• **GIVEN INSTRUCTION**:
Copy out all of the material exactly as presented.

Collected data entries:
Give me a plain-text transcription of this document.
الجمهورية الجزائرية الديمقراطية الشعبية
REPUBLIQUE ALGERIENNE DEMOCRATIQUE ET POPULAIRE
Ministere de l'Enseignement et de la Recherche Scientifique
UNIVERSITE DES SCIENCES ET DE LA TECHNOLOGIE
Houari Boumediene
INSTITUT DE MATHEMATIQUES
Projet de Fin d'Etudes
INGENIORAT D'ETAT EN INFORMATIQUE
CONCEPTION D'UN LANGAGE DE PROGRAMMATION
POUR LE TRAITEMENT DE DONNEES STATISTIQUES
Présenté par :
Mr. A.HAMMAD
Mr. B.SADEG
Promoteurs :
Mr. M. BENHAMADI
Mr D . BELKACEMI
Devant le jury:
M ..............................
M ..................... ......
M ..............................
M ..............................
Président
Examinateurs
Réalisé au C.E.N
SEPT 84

• **PROBLEM SOLUTION**:
Give me a plain-text transcription of this document.
الجمهورية الجزائرية الديمقراطية الشعبية
REPUBLIQUE ALGERIENNE DEMOCRATIQUE ET POPULAIRE
Ministere de l'Enseignement et de la Recherche Scientifique
UNIVERSITE DES SCIENCES ET DE LA TECHNOLOGIE
Houari Boumediene
INSTITUT DE MATHEMATIQUES
Projet de Fin d'Etudes
INGENIORAT D'ETAT EN INFORMATIQUE
CONCEPTION D'UN LANGAGE DE PROGRAMMATION
POUR LE TRAITEMENT DE DONNEES STATISTIQUES
Présenté par :
Mr. A.HAMMAD
Mr. B.SADEG
Promoteurs :
Mr. M. BENHAMADI
Mr D . BELKACEMI
Devant le jury:
M ..............................
M ..................... ......
M ..............................
M ..............................
Président
Examinateurs
Réalisé au C.E.N
SEPT 84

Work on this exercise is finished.